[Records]

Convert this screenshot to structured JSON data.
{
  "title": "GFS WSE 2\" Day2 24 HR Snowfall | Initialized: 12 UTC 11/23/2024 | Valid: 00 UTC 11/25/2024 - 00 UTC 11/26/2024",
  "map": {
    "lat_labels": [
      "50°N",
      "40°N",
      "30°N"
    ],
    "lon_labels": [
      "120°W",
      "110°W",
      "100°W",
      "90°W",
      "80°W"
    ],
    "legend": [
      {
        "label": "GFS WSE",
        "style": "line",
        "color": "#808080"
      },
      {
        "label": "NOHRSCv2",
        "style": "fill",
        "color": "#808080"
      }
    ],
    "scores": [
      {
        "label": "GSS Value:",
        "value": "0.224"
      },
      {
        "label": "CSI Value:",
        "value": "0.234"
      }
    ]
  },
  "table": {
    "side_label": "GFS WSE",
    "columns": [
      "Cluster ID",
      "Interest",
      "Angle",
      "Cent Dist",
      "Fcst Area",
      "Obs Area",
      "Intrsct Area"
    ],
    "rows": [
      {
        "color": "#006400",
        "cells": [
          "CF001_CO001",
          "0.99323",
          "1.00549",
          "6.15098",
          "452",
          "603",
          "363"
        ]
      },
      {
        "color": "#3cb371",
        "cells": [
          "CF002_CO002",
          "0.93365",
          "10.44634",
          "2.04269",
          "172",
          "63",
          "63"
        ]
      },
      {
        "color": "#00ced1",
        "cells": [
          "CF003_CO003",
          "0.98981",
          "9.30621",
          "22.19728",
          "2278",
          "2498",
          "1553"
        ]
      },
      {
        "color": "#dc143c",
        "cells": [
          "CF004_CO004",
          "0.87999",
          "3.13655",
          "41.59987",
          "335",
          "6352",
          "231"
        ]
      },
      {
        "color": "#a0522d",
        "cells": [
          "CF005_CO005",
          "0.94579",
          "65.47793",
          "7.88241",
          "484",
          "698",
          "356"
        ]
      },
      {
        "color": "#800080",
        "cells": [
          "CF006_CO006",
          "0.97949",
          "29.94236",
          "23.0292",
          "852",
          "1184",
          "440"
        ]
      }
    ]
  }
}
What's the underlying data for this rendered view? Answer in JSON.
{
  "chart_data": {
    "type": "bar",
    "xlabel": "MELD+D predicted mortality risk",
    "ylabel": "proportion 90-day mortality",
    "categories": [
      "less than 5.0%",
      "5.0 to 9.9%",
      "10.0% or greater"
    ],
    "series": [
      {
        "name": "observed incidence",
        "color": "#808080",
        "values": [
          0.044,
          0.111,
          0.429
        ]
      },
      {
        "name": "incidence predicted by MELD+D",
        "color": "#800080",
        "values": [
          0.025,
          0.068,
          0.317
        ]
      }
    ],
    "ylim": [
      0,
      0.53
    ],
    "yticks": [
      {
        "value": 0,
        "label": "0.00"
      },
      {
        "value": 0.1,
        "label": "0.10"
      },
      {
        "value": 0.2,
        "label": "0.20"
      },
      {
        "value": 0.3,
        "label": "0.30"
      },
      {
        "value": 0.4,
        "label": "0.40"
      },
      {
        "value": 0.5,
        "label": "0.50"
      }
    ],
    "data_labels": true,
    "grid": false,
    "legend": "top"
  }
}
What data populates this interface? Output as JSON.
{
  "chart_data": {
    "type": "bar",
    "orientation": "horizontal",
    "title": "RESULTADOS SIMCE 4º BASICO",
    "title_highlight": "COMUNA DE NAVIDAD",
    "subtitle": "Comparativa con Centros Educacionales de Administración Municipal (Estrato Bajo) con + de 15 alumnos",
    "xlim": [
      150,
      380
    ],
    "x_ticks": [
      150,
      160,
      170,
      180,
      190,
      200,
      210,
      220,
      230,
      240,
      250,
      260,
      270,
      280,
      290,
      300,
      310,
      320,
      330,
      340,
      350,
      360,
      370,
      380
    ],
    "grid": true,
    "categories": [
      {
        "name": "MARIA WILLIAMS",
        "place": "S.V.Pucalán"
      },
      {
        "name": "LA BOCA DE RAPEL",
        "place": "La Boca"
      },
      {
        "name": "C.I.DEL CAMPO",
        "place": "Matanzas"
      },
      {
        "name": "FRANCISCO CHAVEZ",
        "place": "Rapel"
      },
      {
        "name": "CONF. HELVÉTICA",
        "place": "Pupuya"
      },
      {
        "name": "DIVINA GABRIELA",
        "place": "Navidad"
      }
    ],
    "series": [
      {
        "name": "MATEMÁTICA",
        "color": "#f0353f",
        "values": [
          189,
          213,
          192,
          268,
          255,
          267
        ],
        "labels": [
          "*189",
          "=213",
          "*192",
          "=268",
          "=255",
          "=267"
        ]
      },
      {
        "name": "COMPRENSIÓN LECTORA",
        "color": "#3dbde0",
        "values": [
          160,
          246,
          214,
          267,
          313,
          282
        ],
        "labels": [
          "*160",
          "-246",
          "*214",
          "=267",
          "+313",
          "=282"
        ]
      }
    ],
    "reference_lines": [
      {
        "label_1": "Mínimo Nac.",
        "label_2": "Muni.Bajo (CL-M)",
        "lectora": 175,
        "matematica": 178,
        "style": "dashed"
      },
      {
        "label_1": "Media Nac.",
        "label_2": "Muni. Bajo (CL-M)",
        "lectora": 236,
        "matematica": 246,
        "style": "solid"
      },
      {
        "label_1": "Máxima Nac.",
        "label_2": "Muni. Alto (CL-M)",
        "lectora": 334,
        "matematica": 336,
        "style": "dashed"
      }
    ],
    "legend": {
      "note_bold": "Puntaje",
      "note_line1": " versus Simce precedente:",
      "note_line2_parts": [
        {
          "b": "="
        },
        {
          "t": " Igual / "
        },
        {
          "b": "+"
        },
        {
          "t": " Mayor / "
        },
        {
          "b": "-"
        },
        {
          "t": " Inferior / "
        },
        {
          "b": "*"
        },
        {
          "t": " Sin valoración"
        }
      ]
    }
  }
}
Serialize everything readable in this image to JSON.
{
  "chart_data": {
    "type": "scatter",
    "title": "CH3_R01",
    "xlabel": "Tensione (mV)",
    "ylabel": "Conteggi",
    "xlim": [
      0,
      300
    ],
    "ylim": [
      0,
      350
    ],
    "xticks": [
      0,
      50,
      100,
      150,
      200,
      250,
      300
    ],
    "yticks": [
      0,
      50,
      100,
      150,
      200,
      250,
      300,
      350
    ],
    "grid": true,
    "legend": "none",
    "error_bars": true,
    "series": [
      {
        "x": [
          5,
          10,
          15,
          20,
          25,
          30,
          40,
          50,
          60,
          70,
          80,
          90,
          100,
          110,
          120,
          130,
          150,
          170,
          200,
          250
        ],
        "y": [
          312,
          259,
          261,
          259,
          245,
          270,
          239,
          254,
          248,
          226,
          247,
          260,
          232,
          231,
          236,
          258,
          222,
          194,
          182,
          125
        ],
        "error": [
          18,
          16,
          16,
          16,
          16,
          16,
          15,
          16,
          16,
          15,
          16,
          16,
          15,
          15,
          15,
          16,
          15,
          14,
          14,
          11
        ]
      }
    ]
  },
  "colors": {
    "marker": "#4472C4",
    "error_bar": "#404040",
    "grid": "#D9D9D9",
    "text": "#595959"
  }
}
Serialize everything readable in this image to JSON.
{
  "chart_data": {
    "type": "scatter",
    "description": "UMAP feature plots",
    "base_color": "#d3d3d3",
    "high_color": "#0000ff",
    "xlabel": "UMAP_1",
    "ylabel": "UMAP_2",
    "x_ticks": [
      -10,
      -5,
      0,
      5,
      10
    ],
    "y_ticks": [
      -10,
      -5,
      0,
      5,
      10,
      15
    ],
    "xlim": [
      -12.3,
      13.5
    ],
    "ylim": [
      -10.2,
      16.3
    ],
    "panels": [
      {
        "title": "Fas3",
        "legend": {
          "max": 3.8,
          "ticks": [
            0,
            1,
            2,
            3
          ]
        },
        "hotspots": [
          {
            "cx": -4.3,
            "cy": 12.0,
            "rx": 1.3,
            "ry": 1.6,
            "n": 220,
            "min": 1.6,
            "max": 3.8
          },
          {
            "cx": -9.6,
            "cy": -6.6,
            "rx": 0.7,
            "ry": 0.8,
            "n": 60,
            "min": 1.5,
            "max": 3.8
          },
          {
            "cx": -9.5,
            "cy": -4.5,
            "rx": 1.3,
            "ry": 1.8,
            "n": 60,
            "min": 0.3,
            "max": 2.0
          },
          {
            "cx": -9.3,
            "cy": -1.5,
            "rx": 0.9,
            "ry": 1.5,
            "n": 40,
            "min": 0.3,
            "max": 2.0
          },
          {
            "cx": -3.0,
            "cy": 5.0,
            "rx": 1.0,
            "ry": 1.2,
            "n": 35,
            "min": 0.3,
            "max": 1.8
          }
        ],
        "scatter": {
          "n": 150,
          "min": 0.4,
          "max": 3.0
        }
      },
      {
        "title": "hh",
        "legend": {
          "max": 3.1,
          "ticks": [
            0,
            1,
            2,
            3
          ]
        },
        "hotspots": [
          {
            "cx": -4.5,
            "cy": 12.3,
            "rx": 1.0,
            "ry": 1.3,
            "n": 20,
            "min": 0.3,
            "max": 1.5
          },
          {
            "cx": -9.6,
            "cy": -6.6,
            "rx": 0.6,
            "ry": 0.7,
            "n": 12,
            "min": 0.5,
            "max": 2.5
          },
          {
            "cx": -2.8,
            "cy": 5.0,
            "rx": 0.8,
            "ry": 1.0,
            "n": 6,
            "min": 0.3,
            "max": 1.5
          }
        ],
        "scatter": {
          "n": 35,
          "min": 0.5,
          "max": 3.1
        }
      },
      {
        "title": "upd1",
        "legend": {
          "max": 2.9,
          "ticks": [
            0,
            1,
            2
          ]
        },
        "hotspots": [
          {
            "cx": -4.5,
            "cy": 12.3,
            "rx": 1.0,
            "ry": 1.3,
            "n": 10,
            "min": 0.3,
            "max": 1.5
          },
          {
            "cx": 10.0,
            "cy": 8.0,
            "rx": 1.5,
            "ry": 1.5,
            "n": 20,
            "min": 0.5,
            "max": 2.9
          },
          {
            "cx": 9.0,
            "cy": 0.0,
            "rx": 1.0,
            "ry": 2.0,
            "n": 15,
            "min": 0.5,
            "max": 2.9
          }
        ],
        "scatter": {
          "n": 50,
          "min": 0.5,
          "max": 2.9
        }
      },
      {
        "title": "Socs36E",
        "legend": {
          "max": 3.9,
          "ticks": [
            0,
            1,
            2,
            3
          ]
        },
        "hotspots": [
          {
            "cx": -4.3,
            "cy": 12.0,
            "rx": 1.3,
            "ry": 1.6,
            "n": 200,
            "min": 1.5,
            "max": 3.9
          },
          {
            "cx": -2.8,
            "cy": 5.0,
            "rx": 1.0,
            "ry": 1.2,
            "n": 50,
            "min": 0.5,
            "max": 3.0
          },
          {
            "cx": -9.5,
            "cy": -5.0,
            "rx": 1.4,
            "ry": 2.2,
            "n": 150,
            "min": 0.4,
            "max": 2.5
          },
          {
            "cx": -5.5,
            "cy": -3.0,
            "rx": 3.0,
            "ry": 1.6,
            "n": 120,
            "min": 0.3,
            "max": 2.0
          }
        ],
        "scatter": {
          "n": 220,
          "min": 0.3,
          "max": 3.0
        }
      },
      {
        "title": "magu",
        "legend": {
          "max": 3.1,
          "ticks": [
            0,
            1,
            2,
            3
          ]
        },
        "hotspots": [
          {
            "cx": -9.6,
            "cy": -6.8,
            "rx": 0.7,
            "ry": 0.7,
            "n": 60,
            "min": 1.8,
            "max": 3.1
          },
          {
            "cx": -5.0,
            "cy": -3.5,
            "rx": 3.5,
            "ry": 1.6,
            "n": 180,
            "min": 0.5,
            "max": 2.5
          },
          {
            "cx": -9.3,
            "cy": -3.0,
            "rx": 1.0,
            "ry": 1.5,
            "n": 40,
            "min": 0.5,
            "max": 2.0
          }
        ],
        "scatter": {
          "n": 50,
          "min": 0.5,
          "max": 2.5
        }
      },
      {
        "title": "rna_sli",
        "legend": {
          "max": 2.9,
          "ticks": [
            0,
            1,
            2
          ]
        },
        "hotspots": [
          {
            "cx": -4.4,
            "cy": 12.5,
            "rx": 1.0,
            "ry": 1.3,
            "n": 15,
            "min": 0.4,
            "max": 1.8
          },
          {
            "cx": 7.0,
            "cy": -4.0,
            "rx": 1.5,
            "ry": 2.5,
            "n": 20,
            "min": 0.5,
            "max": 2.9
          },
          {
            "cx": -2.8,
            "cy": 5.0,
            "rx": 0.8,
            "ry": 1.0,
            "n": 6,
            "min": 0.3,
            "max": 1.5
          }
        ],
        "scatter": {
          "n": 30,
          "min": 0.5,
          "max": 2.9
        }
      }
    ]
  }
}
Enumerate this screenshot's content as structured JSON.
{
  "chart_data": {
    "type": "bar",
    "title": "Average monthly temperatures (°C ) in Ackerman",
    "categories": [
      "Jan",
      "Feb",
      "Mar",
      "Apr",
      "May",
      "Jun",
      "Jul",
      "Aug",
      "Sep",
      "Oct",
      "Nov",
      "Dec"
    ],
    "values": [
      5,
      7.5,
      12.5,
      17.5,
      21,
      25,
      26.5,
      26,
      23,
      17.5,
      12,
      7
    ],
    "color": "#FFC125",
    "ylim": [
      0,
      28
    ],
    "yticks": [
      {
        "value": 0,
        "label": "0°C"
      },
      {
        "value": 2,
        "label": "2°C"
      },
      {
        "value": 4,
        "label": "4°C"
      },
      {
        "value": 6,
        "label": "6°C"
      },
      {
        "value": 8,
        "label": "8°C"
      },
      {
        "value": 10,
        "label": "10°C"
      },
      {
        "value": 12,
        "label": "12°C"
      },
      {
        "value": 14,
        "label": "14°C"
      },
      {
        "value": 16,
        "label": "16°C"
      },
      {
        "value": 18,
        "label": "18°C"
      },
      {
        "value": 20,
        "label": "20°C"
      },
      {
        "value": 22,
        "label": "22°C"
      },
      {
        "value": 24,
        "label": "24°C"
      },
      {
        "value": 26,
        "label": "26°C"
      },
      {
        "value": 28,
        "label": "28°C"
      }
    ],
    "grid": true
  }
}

What needs to be done:
Which lines hold the word "name"? Copy all of them.

Result of the exercise:
        "name": "observed incidence",
        "name": "incidence predicted by MELD+D",
        "name": "MARIA WILLIAMS",
        "name": "LA BOCA DE RAPEL",
        "name": "C.I.DEL CAMPO",
        "name": "FRANCISCO CHAVEZ",
        "name": "CONF. HELVÉTICA",
        "name": "DIVINA GABRIELA",
        "name": "MATEMÁTICA",
        "name": "COMPRENSIÓN LECTORA",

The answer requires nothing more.